- **What the task asks**
Copy the data word for word, keeping every line.

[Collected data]
◇ ◇ ◇ ◇
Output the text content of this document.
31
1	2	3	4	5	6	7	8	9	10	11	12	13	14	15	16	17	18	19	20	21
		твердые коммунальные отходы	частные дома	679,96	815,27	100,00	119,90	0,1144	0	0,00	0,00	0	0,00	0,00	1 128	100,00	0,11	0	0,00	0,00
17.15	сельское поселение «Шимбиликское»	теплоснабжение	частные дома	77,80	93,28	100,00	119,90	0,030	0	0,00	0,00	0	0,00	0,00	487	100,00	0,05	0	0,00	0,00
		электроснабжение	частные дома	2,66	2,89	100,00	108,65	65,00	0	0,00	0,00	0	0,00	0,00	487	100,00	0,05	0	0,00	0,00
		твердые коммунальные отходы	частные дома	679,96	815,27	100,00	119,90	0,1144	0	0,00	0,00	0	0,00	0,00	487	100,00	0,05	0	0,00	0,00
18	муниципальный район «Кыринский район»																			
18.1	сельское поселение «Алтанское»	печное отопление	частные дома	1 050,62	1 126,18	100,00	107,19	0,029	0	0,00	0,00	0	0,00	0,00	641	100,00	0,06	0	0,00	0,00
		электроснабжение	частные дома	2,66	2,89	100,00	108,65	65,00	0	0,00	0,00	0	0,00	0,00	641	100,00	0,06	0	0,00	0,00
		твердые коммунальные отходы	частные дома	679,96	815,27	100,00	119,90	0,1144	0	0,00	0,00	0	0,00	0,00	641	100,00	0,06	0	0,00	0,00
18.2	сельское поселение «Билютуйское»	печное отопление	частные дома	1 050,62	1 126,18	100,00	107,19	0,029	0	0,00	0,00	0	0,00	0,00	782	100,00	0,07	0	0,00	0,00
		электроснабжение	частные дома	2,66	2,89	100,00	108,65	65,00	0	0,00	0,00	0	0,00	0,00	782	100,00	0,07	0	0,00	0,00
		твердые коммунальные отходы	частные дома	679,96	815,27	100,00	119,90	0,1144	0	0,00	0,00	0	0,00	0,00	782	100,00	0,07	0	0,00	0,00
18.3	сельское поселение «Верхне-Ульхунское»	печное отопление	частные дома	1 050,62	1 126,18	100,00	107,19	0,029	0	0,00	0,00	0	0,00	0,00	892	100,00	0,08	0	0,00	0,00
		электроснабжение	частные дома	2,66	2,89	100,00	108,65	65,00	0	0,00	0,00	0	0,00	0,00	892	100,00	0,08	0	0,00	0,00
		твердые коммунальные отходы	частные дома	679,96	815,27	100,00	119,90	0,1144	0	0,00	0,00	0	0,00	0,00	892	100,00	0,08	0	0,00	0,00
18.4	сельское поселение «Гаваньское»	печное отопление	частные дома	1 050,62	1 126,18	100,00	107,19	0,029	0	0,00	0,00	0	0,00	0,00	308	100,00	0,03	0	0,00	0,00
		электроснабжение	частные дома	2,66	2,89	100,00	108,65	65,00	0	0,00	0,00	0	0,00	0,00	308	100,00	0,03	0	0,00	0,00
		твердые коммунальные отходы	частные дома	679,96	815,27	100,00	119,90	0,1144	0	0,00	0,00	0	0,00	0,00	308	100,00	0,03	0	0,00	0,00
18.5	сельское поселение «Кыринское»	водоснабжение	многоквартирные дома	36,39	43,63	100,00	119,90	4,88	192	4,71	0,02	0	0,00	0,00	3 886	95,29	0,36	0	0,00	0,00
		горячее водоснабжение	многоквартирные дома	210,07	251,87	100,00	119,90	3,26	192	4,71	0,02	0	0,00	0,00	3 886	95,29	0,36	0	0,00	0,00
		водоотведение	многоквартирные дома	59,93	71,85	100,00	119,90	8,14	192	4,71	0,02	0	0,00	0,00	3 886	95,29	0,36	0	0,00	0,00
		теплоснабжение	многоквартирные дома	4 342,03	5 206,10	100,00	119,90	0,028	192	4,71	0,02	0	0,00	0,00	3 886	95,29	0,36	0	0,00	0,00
◇ ◇ ◇ ◇
- **Solved exercise**
Output the text content of this document.
31
1	2	3	4	5	6	7	8	9	10	11	12	13	14	15	16	17	18	19	20	21
		твердые коммунальные отходы	частные дома	679,96	815,27	100,00	119,90	0,1144	0	0,00	0,00	0	0,00	0,00	1 128	100,00	0,11	0	0,00	0,00
17.15	сельское поселение «Шимбиликское»	теплоснабжение	частные дома	77,80	93,28	100,00	119,90	0,030	0	0,00	0,00	0	0,00	0,00	487	100,00	0,05	0	0,00	0,00
		электроснабжение	частные дома	2,66	2,89	100,00	108,65	65,00	0	0,00	0,00	0	0,00	0,00	487	100,00	0,05	0	0,00	0,00
		твердые коммунальные отходы	частные дома	679,96	815,27	100,00	119,90	0,1144	0	0,00	0,00	0	0,00	0,00	487	100,00	0,05	0	0,00	0,00
18	муниципальный район «Кыринский район»																			
18.1	сельское поселение «Алтанское»	печное отопление	частные дома	1 050,62	1 126,18	100,00	107,19	0,029	0	0,00	0,00	0	0,00	0,00	641	100,00	0,06	0	0,00	0,00
		электроснабжение	частные дома	2,66	2,89	100,00	108,65	65,00	0	0,00	0,00	0	0,00	0,00	641	100,00	0,06	0	0,00	0,00
		твердые коммунальные отходы	частные дома	679,96	815,27	100,00	119,90	0,1144	0	0,00	0,00	0	0,00	0,00	641	100,00	0,06	0	0,00	0,00
18.2	сельское поселение «Билютуйское»	печное отопление	частные дома	1 050,62	1 126,18	100,00	107,19	0,029	0	0,00	0,00	0	0,00	0,00	782	100,00	0,07	0	0,00	0,00
		электроснабжение	частные дома	2,66	2,89	100,00	108,65	65,00	0	0,00	0,00	0	0,00	0,00	782	100,00	0,07	0	0,00	0,00
		твердые коммунальные отходы	частные дома	679,96	815,27	100,00	119,90	0,1144	0	0,00	0,00	0	0,00	0,00	782	100,00	0,07	0	0,00	0,00
18.3	сельское поселение «Верхне-Ульхунское»	печное отопление	частные дома	1 050,62	1 126,18	100,00	107,19	0,029	0	0,00	0,00	0	0,00	0,00	892	100,00	0,08	0	0,00	0,00
		электроснабжение	частные дома	2,66	2,89	100,00	108,65	65,00	0	0,00	0,00	0	0,00	0,00	892	100,00	0,08	0	0,00	0,00
		твердые коммунальные отходы	частные дома	679,96	815,27	100,00	119,90	0,1144	0	0,00	0,00	0	0,00	0,00	892	100,00	0,08	0	0,00	0,00
18.4	сельское поселение «Гаваньское»	печное отопление	частные дома	1 050,62	1 126,18	100,00	107,19	0,029	0	0,00	0,00	0	0,00	0,00	308	100,00	0,03	0	0,00	0,00
		электроснабжение	частные дома	2,66	2,89	100,00	108,65	65,00	0	0,00	0,00	0	0,00	0,00	308	100,00	0,03	0	0,00	0,00
		твердые коммунальные отходы	частные дома	679,96	815,27	100,00	119,90	0,1144	0	0,00	0,00	0	0,00	0,00	308	100,00	0,03	0	0,00	0,00
18.5	сельское поселение «Кыринское»	водоснабжение	многоквартирные дома	36,39	43,63	100,00	119,90	4,88	192	4,71	0,02	0	0,00	0,00	3 886	95,29	0,36	0	0,00	0,00
		горячее водоснабжение	многоквартирные дома	210,07	251,87	100,00	119,90	3,26	192	4,71	0,02	0	0,00	0,00	3 886	95,29	0,36	0	0,00	0,00
		водоотведение	многоквартирные дома	59,93	71,85	100,00	119,90	8,14	192	4,71	0,02	0	0,00	0,00	3 886	95,29	0,36	0	0,00	0,00
		теплоснабжение	многоквартирные дома	4 342,03	5 206,10	100,00	119,90	0,028	192	4,71	0,02	0	0,00	0,00	3 886	95,29	0,36	0	0,00	0,00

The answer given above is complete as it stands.